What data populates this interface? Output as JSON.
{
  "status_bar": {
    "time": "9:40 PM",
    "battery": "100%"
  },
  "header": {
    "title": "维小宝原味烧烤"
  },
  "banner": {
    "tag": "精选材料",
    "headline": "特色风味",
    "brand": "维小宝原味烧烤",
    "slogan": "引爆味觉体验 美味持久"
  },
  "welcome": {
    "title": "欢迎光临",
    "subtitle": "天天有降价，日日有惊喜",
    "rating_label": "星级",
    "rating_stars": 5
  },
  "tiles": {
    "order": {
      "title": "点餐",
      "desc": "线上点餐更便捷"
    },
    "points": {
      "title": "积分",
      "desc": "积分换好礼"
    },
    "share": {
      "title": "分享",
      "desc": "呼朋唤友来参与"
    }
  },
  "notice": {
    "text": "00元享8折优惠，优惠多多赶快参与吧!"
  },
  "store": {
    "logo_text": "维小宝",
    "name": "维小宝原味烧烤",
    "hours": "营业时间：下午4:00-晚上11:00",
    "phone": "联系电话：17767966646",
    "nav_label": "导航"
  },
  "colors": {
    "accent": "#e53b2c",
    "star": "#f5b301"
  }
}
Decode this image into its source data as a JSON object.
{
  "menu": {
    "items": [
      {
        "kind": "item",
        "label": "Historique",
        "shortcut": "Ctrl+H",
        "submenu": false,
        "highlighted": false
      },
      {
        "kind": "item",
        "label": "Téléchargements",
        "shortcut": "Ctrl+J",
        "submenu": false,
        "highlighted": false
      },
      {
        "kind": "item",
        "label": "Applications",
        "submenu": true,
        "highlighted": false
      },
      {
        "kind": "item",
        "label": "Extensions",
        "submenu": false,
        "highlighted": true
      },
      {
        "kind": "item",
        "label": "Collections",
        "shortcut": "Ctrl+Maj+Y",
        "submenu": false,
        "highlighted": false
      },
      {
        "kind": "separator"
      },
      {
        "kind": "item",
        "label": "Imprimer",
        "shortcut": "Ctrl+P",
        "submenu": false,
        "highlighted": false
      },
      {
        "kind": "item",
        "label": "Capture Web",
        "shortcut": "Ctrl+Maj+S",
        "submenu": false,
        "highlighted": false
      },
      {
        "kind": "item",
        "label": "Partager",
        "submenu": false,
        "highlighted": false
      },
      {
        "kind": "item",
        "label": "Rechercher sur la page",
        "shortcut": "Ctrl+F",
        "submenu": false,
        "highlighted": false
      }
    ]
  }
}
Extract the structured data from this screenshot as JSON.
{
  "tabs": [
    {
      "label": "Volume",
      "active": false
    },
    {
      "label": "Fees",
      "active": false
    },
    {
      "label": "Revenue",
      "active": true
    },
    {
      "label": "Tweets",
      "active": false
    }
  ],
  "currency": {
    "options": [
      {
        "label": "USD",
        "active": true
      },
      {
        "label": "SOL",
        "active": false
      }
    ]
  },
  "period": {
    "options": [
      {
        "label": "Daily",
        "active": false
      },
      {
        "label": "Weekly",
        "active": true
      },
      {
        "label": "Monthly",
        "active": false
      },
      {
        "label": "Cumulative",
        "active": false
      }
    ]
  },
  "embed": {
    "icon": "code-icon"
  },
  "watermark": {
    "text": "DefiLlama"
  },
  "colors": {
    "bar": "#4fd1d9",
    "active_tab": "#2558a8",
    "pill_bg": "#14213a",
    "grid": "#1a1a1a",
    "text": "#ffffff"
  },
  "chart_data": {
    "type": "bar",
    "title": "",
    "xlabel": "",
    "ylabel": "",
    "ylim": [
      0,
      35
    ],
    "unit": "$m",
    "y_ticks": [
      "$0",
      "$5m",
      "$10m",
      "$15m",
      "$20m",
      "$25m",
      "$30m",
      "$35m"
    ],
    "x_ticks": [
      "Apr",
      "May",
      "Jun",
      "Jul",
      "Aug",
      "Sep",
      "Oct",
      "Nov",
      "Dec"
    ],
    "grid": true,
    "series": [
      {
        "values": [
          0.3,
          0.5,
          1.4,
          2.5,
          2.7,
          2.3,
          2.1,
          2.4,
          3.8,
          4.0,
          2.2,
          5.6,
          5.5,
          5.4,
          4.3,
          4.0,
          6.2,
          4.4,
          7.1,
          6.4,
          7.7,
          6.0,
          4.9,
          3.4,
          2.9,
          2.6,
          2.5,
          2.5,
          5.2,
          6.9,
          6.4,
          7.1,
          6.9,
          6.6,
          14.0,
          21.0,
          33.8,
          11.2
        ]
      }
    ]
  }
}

:: Given task ::
Return all of the data precisely as it appears.

:: Problem solution ::
What data populates this interface? Output as JSON.
{
  "status_bar": {
    "time": "9:40 PM",
    "battery": "100%"
  },
  "header": {
    "title": "维小宝原味烧烤"
  },
  "banner": {
    "tag": "精选材料",
    "headline": "特色风味",
    "brand": "维小宝原味烧烤",
    "slogan": "引爆味觉体验 美味持久"
  },
  "welcome": {
    "title": "欢迎光临",
    "subtitle": "天天有降价，日日有惊喜",
    "rating_label": "星级",
    "rating_stars": 5
  },
  "tiles": {
    "order": {
      "title": "点餐",
      "desc": "线上点餐更便捷"
    },
    "points": {
      "title": "积分",
      "desc": "积分换好礼"
    },
    "share": {
      "title": "分享",
      "desc": "呼朋唤友来参与"
    }
  },
  "notice": {
    "text": "00元享8折优惠，优惠多多赶快参与吧!"
  },
  "store": {
    "logo_text": "维小宝",
    "name": "维小宝原味烧烤",
    "hours": "营业时间：下午4:00-晚上11:00",
    "phone": "联系电话：17767966646",
    "nav_label": "导航"
  },
  "colors": {
    "accent": "#e53b2c",
    "star": "#f5b301"
  }
}
Decode this image into its source data as a JSON object.
{
  "menu": {
    "items": [
      {
        "kind": "item",
        "label": "Historique",
        "shortcut": "Ctrl+H",
        "submenu": false,
        "highlighted": false
      },
      {
        "kind": "item",
        "label": "Téléchargements",
        "shortcut": "Ctrl+J",
        "submenu": false,
        "highlighted": false
      },
      {
        "kind": "item",
        "label": "Applications",
        "submenu": true,
        "highlighted": false
      },
      {
        "kind": "item",
        "label": "Extensions",
        "submenu": false,
        "highlighted": true
      },
      {
        "kind": "item",
        "label": "Collections",
        "shortcut": "Ctrl+Maj+Y",
        "submenu": false,
        "highlighted": false
      },
      {
        "kind": "separator"
      },
      {
        "kind": "item",
        "label": "Imprimer",
        "shortcut": "Ctrl+P",
        "submenu": false,
        "highlighted": false
      },
      {
        "kind": "item",
        "label": "Capture Web",
        "shortcut": "Ctrl+Maj+S",
        "submenu": false,
        "highlighted": false
      },
      {
        "kind": "item",
        "label": "Partager",
        "submenu": false,
        "highlighted": false
      },
      {
        "kind": "item",
        "label": "Rechercher sur la page",
        "shortcut": "Ctrl+F",
        "submenu": false,
        "highlighted": false
      }
    ]
  }
}
Extract the structured data from this screenshot as JSON.
{
  "tabs": [
    {
      "label": "Volume",
      "active": false
    },
    {
      "label": "Fees",
      "active": false
    },
    {
      "label": "Revenue",
      "active": true
    },
    {
      "label": "Tweets",
      "active": false
    }
  ],
  "currency": {
    "options": [
      {
        "label": "USD",
        "active": true
      },
      {
        "label": "SOL",
        "active": false
      }
    ]
  },
  "period": {
    "options": [
      {
        "label": "Daily",
        "active": false
      },
      {
        "label": "Weekly",
        "active": true
      },
      {
        "label": "Monthly",
        "active": false
      },
      {
        "label": "Cumulative",
        "active": false
      }
    ]
  },
  "embed": {
    "icon": "code-icon"
  },
  "watermark": {
    "text": "DefiLlama"
  },
  "colors": {
    "bar": "#4fd1d9",
    "active_tab": "#2558a8",
    "pill_bg": "#14213a",
    "grid": "#1a1a1a",
    "text": "#ffffff"
  },
  "chart_data": {
    "type": "bar",
    "title": "",
    "xlabel": "",
    "ylabel": "",
    "ylim": [
      0,
      35
    ],
    "unit": "$m",
    "y_ticks": [
      "$0",
      "$5m",
      "$10m",
      "$15m",
      "$20m",
      "$25m",
      "$30m",
      "$35m"
    ],
    "x_ticks": [
      "Apr",
      "May",
      "Jun",
      "Jul",
      "Aug",
      "Sep",
      "Oct",
      "Nov",
      "Dec"
    ],
    "grid": true,
    "series": [
      {
        "values": [
          0.3,
          0.5,
          1.4,
          2.5,
          2.7,
          2.3,
          2.1,
          2.4,
          3.8,
          4.0,
          2.2,
          5.6,
          5.5,
          5.4,
          4.3,
          4.0,
          6.2,
          4.4,
          7.1,
          6.4,
          7.7,
          6.0,
          4.9,
          3.4,
          2.9,
          2.6,
          2.5,
          2.5,
          5.2,
          6.9,
          6.4,
          7.1,
          6.9,
          6.6,
          14.0,
          21.0,
          33.8,
          11.2
        ]
      }
    ]
  }
}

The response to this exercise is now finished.